=== WORK TO BE COMPLETED ===
Output the material below in its entirety, exactly as given.

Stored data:

————

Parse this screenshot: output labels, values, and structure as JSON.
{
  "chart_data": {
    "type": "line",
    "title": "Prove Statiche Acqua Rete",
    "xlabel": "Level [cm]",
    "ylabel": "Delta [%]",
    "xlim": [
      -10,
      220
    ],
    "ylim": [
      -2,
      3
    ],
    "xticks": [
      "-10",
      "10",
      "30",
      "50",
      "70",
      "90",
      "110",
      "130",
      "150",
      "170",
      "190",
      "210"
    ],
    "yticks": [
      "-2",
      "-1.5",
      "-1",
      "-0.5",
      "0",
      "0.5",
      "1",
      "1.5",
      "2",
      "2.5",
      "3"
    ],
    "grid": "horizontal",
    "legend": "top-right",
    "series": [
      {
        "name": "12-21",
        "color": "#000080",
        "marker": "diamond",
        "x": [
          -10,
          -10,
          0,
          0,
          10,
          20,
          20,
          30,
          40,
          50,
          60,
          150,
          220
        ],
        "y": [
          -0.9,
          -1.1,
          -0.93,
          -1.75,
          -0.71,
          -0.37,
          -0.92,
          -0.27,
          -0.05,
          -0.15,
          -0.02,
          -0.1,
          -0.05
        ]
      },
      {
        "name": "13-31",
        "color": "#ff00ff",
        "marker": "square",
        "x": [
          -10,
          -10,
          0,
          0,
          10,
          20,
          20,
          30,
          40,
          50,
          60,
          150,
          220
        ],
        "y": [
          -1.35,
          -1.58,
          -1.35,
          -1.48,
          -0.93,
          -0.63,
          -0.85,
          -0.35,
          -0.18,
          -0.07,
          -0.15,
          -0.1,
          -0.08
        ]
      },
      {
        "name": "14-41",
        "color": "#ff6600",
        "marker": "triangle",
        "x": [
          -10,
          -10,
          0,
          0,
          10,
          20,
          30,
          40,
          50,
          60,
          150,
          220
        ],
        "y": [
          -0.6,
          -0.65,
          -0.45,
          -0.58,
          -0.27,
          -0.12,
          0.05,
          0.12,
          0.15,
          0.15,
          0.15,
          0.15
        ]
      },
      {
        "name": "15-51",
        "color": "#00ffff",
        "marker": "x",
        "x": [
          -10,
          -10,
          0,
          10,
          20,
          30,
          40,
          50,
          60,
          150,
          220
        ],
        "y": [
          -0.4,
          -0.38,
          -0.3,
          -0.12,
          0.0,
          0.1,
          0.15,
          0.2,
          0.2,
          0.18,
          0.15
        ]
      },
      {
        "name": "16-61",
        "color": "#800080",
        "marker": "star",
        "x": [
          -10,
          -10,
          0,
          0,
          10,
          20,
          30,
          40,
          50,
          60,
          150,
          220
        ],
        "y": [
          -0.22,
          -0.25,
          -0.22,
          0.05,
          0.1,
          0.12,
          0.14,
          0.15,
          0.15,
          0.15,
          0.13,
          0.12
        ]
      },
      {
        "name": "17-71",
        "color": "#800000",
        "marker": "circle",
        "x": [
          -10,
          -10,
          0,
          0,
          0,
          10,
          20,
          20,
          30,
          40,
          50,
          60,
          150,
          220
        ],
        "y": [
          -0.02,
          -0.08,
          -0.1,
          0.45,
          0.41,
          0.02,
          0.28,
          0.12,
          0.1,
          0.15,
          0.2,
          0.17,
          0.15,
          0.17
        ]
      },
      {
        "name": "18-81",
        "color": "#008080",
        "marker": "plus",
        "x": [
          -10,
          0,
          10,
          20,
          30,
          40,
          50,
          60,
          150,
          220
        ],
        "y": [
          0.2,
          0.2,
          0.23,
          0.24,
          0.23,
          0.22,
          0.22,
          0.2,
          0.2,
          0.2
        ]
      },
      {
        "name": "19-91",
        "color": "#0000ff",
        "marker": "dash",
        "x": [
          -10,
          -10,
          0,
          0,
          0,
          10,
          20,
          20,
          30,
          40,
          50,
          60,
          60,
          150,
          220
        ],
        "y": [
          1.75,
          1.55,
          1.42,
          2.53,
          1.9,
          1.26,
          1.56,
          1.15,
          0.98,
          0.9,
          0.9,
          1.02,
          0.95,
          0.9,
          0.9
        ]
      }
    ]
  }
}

————

=== TASK SOLUTION ===
Parse this screenshot: output labels, values, and structure as JSON.
{
  "chart_data": {
    "type": "line",
    "title": "Prove Statiche Acqua Rete",
    "xlabel": "Level [cm]",
    "ylabel": "Delta [%]",
    "xlim": [
      -10,
      220
    ],
    "ylim": [
      -2,
      3
    ],
    "xticks": [
      "-10",
      "10",
      "30",
      "50",
      "70",
      "90",
      "110",
      "130",
      "150",
      "170",
      "190",
      "210"
    ],
    "yticks": [
      "-2",
      "-1.5",
      "-1",
      "-0.5",
      "0",
      "0.5",
      "1",
      "1.5",
      "2",
      "2.5",
      "3"
    ],
    "grid": "horizontal",
    "legend": "top-right",
    "series": [
      {
        "name": "12-21",
        "color": "#000080",
        "marker": "diamond",
        "x": [
          -10,
          -10,
          0,
          0,
          10,
          20,
          20,
          30,
          40,
          50,
          60,
          150,
          220
        ],
        "y": [
          -0.9,
          -1.1,
          -0.93,
          -1.75,
          -0.71,
          -0.37,
          -0.92,
          -0.27,
          -0.05,
          -0.15,
          -0.02,
          -0.1,
          -0.05
        ]
      },
      {
        "name": "13-31",
        "color": "#ff00ff",
        "marker": "square",
        "x": [
          -10,
          -10,
          0,
          0,
          10,
          20,
          20,
          30,
          40,
          50,
          60,
          150,
          220
        ],
        "y": [
          -1.35,
          -1.58,
          -1.35,
          -1.48,
          -0.93,
          -0.63,
          -0.85,
          -0.35,
          -0.18,
          -0.07,
          -0.15,
          -0.1,
          -0.08
        ]
      },
      {
        "name": "14-41",
        "color": "#ff6600",
        "marker": "triangle",
        "x": [
          -10,
          -10,
          0,
          0,
          10,
          20,
          30,
          40,
          50,
          60,
          150,
          220
        ],
        "y": [
          -0.6,
          -0.65,
          -0.45,
          -0.58,
          -0.27,
          -0.12,
          0.05,
          0.12,
          0.15,
          0.15,
          0.15,
          0.15
        ]
      },
      {
        "name": "15-51",
        "color": "#00ffff",
        "marker": "x",
        "x": [
          -10,
          -10,
          0,
          10,
          20,
          30,
          40,
          50,
          60,
          150,
          220
        ],
        "y": [
          -0.4,
          -0.38,
          -0.3,
          -0.12,
          0.0,
          0.1,
          0.15,
          0.2,
          0.2,
          0.18,
          0.15
        ]
      },
      {
        "name": "16-61",
        "color": "#800080",
        "marker": "star",
        "x": [
          -10,
          -10,
          0,
          0,
          10,
          20,
          30,
          40,
          50,
          60,
          150,
          220
        ],
        "y": [
          -0.22,
          -0.25,
          -0.22,
          0.05,
          0.1,
          0.12,
          0.14,
          0.15,
          0.15,
          0.15,
          0.13,
          0.12
        ]
      },
      {
        "name": "17-71",
        "color": "#800000",
        "marker": "circle",
        "x": [
          -10,
          -10,
          0,
          0,
          0,
          10,
          20,
          20,
          30,
          40,
          50,
          60,
          150,
          220
        ],
        "y": [
          -0.02,
          -0.08,
          -0.1,
          0.45,
          0.41,
          0.02,
          0.28,
          0.12,
          0.1,
          0.15,
          0.2,
          0.17,
          0.15,
          0.17
        ]
      },
      {
        "name": "18-81",
        "color": "#008080",
        "marker": "plus",
        "x": [
          -10,
          0,
          10,
          20,
          30,
          40,
          50,
          60,
          150,
          220
        ],
        "y": [
          0.2,
          0.2,
          0.23,
          0.24,
          0.23,
          0.22,
          0.22,
          0.2,
          0.2,
          0.2
        ]
      },
      {
        "name": "19-91",
        "color": "#0000ff",
        "marker": "dash",
        "x": [
          -10,
          -10,
          0,
          0,
          0,
          10,
          20,
          20,
          30,
          40,
          50,
          60,
          60,
          150,
          220
        ],
        "y": [
          1.75,
          1.55,
          1.42,
          2.53,
          1.9,
          1.26,
          1.56,
          1.15,
          0.98,
          0.9,
          0.9,
          1.02,
          0.95,
          0.9,
          0.9
        ]
      }
    ]
  }
}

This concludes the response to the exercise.